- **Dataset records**

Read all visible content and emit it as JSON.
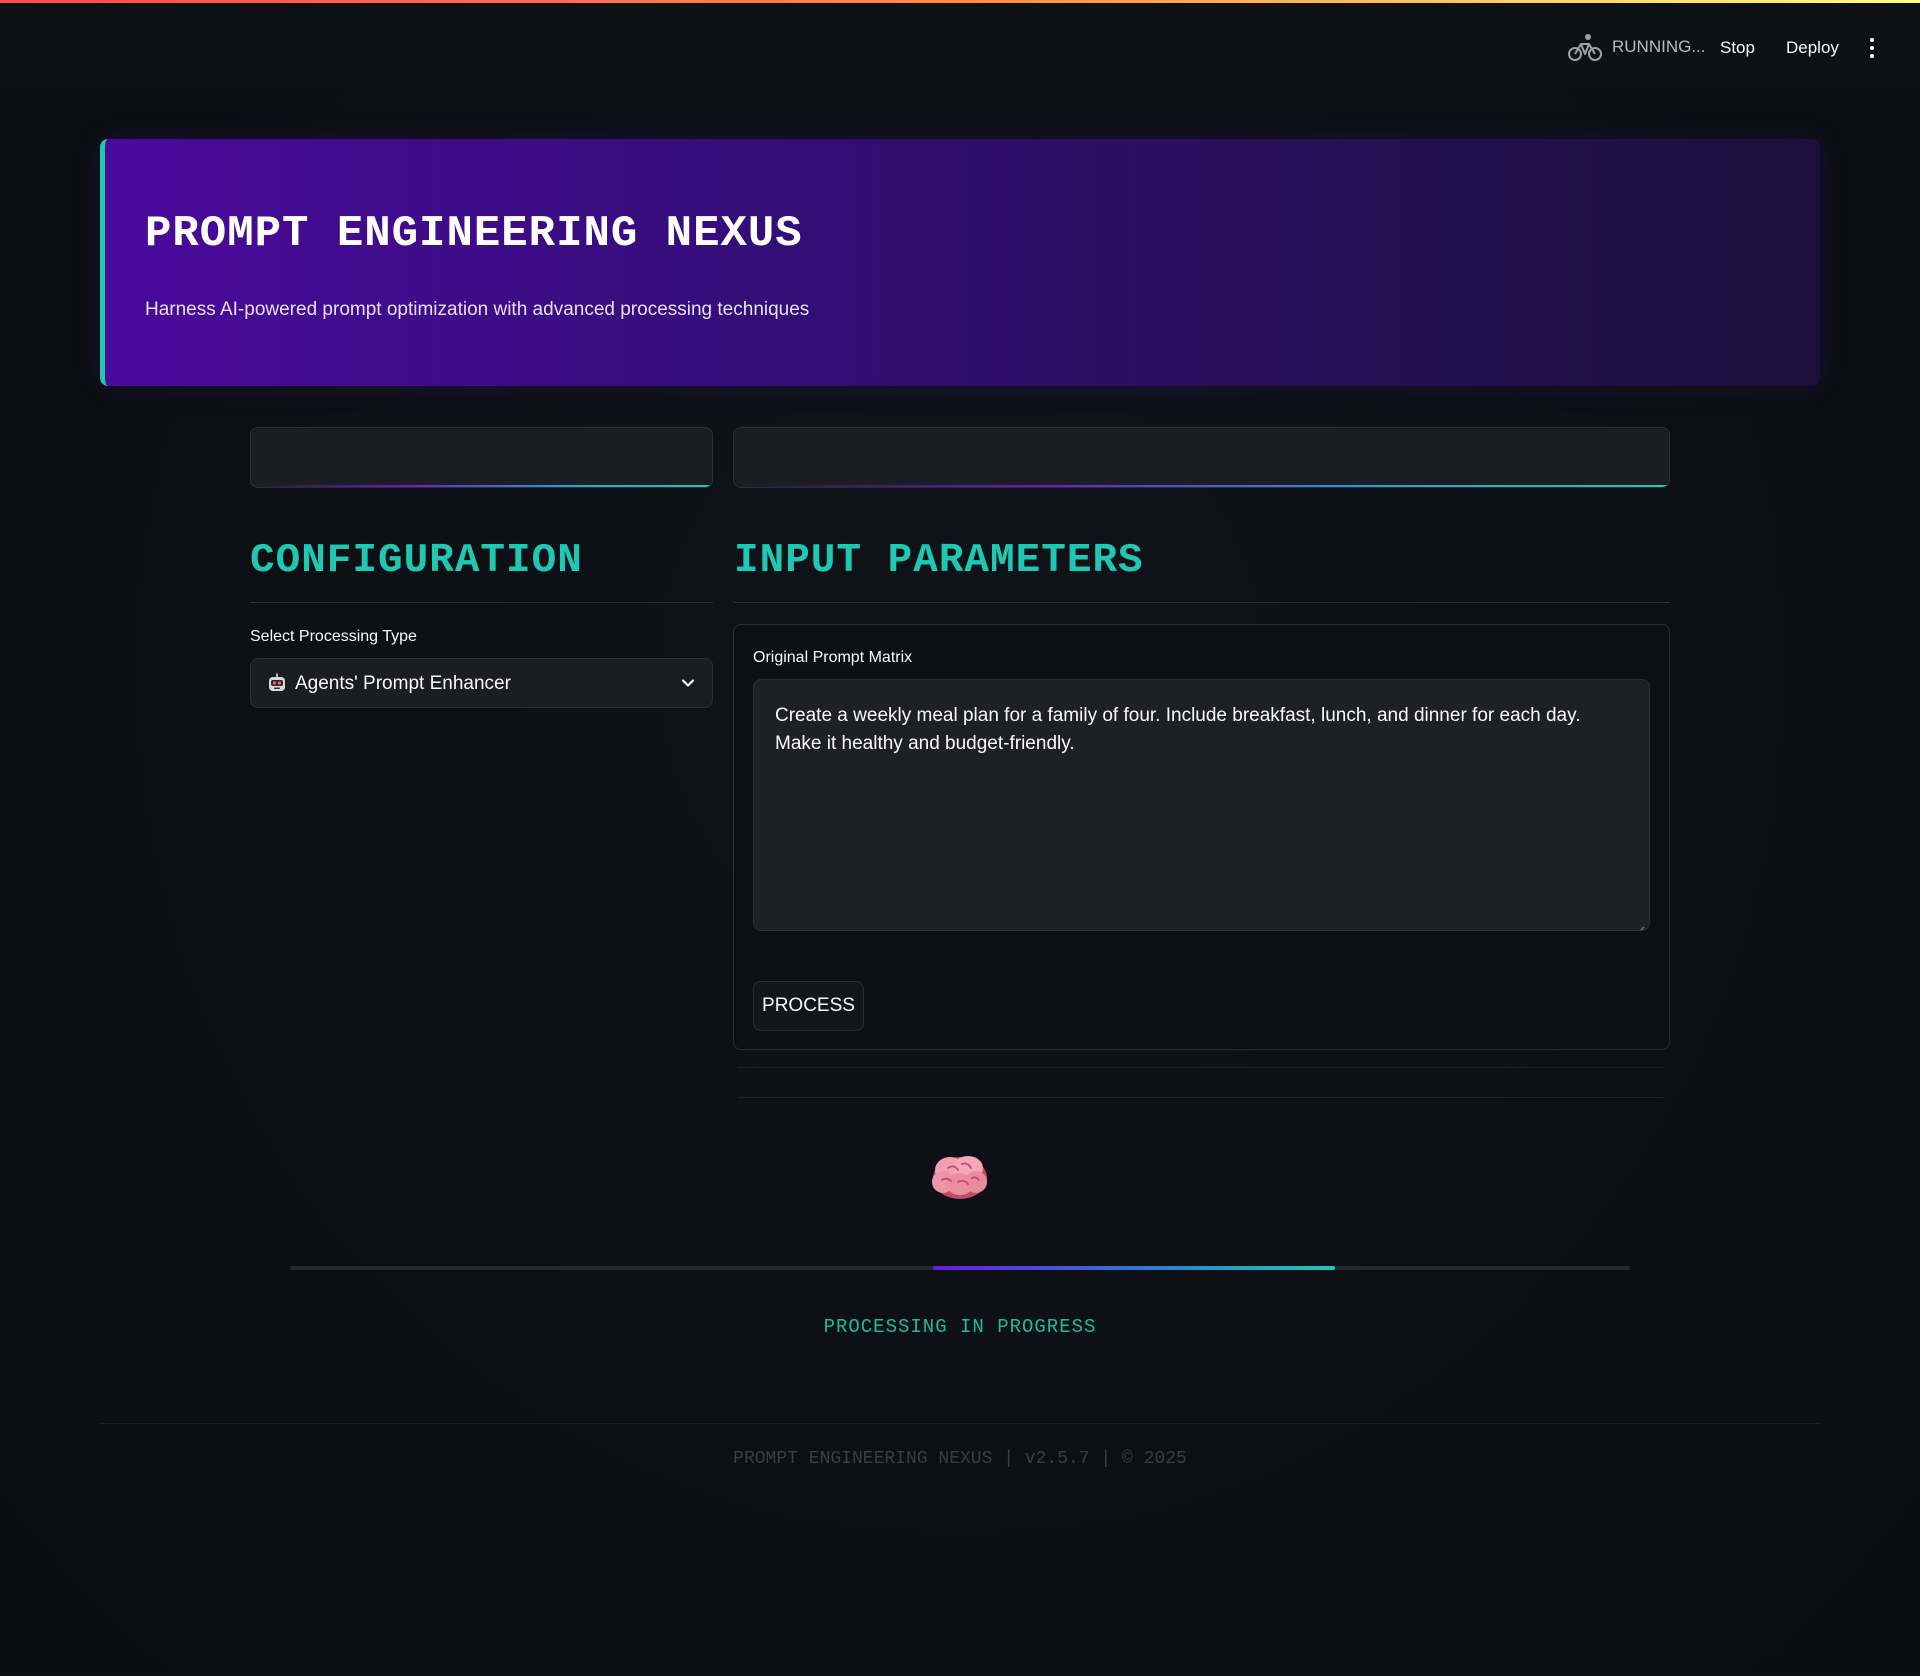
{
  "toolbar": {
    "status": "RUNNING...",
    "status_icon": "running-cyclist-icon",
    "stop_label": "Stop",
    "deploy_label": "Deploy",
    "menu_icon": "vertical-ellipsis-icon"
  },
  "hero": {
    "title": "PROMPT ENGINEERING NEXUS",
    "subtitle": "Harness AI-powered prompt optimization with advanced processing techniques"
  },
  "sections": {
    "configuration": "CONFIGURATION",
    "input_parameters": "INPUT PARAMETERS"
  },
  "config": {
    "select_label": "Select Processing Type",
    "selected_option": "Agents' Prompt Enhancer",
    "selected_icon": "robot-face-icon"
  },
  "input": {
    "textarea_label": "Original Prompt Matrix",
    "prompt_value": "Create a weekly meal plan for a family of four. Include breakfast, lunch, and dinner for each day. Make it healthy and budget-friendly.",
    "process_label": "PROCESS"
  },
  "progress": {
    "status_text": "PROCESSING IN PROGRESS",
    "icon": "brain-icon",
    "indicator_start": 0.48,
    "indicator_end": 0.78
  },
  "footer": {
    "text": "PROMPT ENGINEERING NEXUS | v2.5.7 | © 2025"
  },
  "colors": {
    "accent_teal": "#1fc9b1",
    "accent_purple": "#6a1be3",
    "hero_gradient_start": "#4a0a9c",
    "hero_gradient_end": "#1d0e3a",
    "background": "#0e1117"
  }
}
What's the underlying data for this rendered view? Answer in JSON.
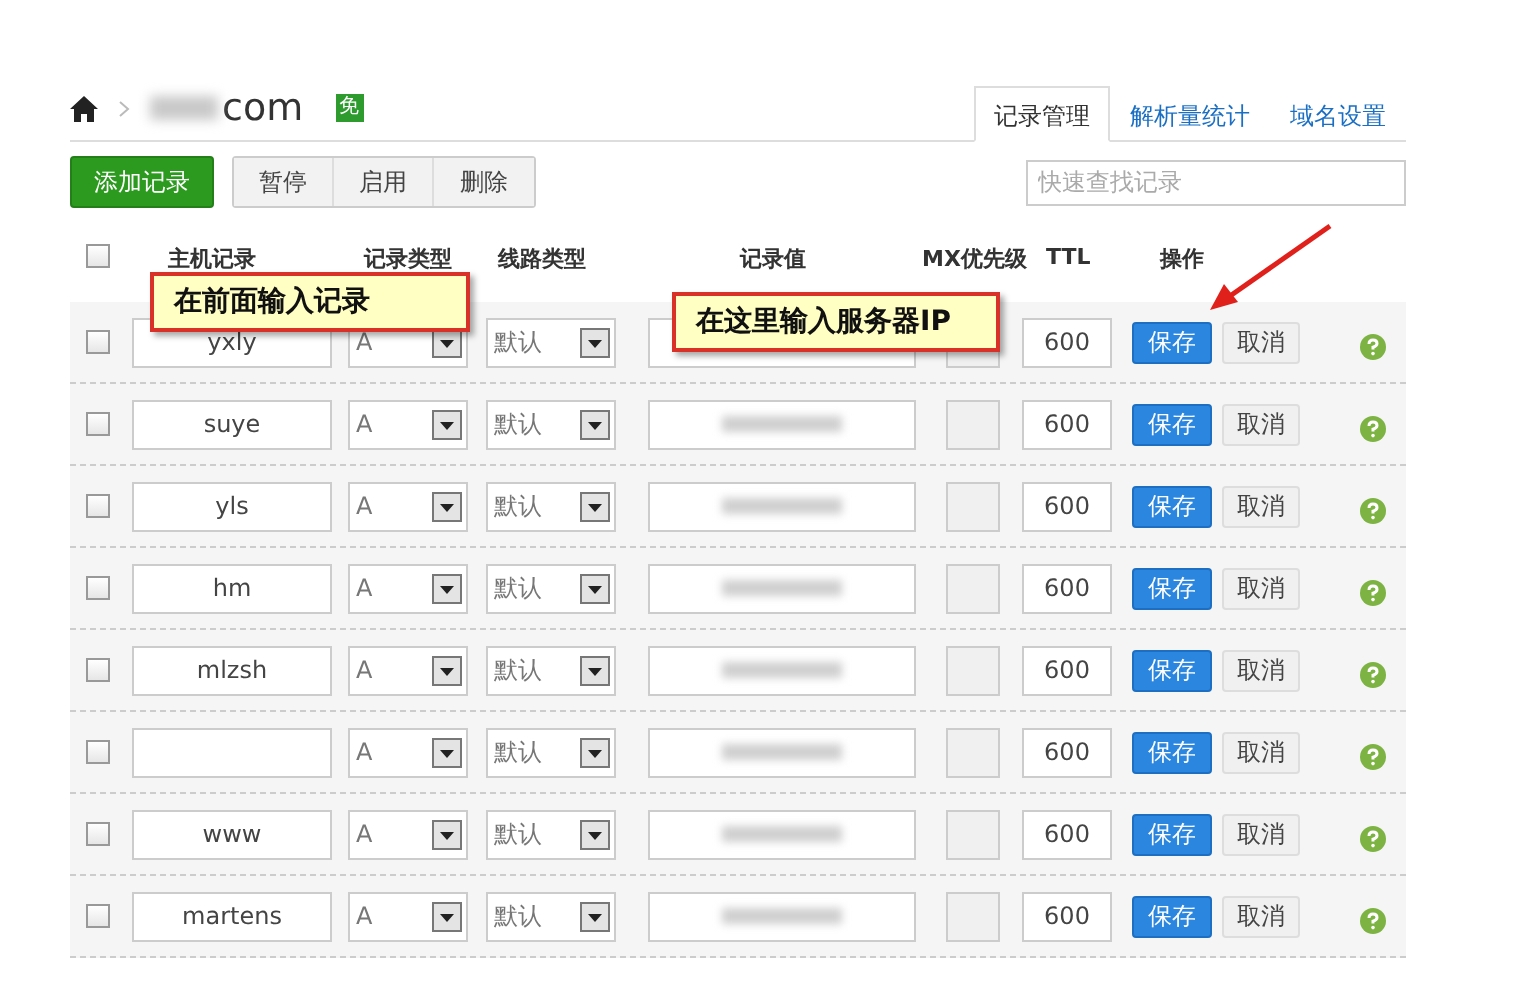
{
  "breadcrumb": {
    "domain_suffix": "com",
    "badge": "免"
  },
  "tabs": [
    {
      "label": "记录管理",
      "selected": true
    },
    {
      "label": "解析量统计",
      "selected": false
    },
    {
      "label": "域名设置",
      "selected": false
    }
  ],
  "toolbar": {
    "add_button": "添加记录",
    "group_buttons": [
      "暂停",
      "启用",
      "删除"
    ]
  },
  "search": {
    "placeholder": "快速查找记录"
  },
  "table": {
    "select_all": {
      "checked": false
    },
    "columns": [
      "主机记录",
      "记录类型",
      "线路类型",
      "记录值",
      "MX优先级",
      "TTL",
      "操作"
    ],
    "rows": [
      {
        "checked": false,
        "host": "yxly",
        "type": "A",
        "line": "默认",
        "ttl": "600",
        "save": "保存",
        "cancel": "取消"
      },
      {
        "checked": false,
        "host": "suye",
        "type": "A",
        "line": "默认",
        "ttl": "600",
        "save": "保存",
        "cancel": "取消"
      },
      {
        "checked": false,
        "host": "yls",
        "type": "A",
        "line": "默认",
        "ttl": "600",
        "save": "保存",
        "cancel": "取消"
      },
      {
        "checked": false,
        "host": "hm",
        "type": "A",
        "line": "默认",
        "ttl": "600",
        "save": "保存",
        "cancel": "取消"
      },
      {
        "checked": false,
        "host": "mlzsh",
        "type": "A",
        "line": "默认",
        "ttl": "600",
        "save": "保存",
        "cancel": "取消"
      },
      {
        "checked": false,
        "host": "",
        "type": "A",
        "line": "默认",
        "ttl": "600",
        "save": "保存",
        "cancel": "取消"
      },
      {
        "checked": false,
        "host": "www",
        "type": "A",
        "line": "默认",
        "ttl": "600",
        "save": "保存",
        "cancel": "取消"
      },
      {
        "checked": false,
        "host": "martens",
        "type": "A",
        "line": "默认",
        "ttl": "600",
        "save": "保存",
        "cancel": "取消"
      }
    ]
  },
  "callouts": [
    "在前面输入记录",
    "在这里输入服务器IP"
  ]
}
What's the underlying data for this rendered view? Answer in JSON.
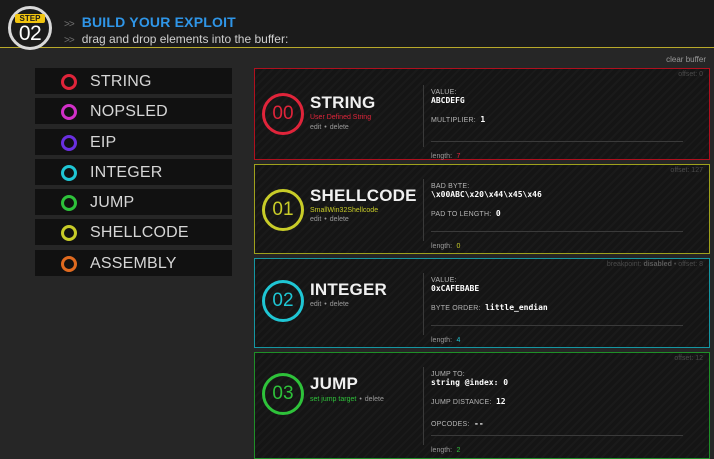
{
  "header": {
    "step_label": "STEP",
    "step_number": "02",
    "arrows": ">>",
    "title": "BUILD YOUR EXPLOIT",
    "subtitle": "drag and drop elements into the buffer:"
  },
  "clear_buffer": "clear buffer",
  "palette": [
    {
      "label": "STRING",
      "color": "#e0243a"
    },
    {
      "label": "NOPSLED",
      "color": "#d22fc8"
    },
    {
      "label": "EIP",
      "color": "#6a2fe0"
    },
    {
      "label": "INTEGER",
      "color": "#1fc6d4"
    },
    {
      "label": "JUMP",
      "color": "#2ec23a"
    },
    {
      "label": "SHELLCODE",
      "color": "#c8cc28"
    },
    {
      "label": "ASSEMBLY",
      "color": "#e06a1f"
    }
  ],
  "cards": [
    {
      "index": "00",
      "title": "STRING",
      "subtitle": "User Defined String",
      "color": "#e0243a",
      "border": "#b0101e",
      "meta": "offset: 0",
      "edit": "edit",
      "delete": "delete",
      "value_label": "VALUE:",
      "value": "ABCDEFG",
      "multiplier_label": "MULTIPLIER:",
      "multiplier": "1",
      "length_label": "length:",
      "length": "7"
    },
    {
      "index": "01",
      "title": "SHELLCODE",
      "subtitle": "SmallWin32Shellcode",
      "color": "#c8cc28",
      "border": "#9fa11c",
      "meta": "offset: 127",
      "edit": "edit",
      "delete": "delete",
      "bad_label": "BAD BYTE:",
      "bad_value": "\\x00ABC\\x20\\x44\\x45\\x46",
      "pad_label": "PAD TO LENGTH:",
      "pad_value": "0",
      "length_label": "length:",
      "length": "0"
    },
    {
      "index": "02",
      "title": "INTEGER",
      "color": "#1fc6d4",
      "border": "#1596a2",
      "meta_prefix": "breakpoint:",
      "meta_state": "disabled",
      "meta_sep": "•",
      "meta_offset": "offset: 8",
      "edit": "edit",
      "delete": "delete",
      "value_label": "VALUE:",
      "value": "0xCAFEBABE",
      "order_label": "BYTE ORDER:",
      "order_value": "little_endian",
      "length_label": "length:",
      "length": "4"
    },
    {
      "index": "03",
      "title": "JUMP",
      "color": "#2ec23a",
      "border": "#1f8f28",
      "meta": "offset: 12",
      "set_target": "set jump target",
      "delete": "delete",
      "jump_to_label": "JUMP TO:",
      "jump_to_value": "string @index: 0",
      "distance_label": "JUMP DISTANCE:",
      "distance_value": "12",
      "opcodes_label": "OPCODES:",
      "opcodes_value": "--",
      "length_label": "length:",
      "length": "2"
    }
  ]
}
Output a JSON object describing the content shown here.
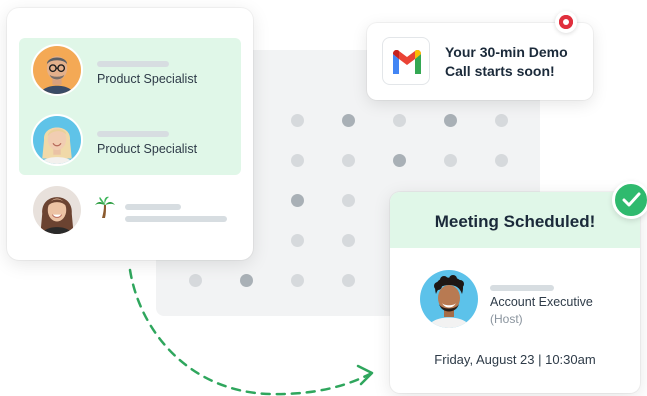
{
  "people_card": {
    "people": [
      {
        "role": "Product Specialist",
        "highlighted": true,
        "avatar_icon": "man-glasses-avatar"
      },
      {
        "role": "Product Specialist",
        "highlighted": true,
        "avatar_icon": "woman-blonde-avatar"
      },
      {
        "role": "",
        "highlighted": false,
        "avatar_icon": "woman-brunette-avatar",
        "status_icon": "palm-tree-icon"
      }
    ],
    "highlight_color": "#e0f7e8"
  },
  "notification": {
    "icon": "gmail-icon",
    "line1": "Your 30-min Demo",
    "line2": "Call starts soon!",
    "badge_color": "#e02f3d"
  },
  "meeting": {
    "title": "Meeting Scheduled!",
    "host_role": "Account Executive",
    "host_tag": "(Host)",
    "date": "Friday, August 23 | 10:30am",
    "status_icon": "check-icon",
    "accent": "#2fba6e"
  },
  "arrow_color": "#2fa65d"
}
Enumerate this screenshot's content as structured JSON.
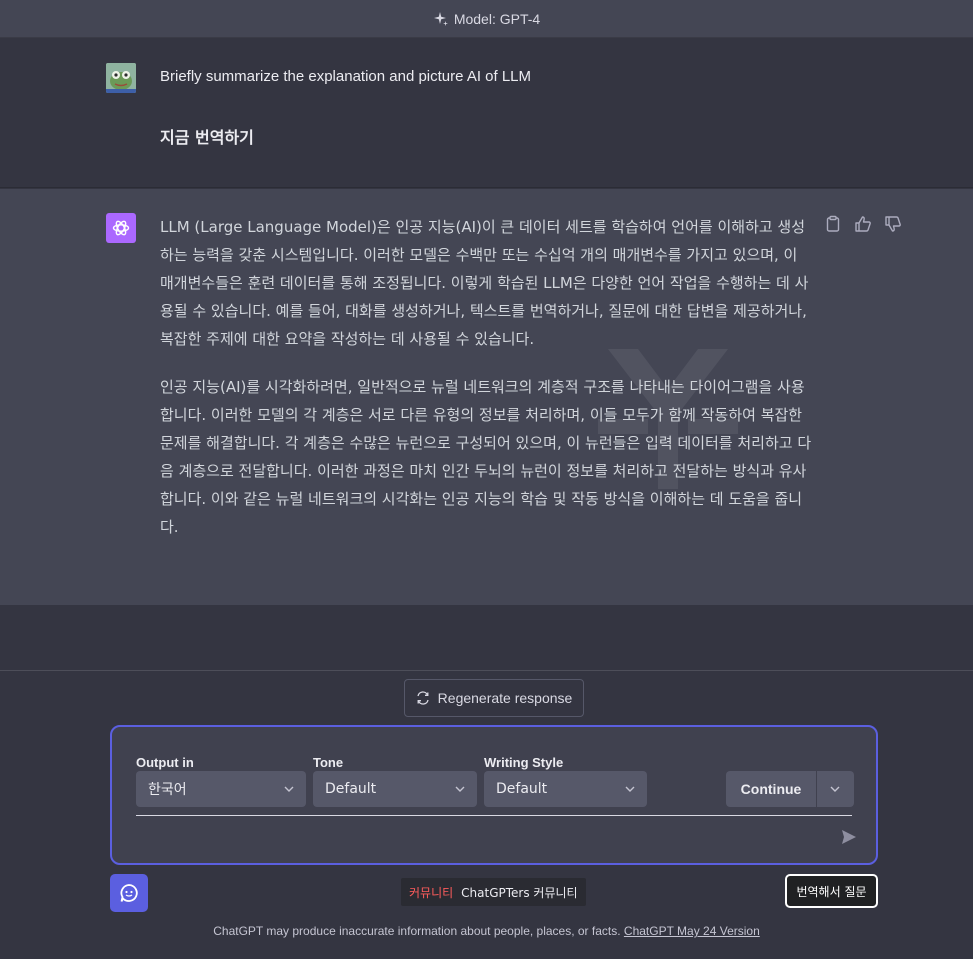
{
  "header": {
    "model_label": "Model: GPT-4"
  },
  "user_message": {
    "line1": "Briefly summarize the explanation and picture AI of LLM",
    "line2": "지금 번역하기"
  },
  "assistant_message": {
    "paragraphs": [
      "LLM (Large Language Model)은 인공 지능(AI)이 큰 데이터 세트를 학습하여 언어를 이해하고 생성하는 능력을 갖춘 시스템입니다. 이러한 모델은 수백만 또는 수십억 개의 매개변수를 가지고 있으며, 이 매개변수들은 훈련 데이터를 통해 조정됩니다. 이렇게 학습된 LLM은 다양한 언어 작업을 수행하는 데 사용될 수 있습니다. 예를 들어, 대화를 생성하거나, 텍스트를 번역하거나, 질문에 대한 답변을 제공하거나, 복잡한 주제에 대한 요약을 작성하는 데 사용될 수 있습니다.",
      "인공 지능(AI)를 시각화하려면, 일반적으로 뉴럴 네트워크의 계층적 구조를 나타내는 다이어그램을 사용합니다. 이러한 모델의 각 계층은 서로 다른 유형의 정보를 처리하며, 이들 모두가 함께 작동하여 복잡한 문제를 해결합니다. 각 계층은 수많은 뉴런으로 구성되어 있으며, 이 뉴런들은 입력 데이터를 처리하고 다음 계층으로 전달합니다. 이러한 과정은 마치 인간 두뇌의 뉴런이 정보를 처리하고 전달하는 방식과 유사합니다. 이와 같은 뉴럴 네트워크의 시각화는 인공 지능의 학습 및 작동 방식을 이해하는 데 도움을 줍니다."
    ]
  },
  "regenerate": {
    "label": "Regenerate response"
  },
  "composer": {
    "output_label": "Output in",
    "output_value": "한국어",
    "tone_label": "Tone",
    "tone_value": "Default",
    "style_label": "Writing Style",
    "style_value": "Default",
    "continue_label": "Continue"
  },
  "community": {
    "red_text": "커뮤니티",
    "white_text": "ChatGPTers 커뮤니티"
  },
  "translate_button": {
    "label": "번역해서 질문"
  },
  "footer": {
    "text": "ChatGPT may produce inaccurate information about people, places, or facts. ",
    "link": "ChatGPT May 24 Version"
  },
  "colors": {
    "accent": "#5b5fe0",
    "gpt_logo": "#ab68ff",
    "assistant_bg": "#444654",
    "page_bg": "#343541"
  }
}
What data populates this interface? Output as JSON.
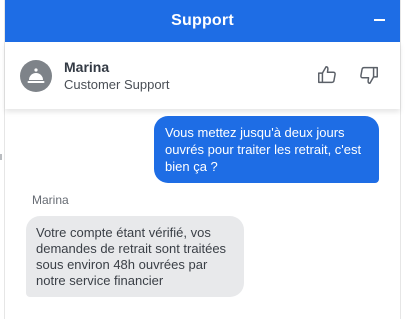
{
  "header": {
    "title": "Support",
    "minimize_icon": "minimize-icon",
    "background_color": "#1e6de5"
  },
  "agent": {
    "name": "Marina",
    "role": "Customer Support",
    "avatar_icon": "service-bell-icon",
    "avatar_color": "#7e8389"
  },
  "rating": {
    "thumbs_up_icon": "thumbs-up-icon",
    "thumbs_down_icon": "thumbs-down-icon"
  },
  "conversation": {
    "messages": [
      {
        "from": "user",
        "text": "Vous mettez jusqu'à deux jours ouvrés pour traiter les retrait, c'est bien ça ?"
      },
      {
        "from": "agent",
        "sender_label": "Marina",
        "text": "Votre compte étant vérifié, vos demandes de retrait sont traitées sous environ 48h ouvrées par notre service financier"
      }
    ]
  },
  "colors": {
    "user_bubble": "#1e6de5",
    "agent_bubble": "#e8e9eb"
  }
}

- **Exercise objective**
State how many lines of the records above contain the word "thumbs", giving only that number.

- **Solution for this task**
2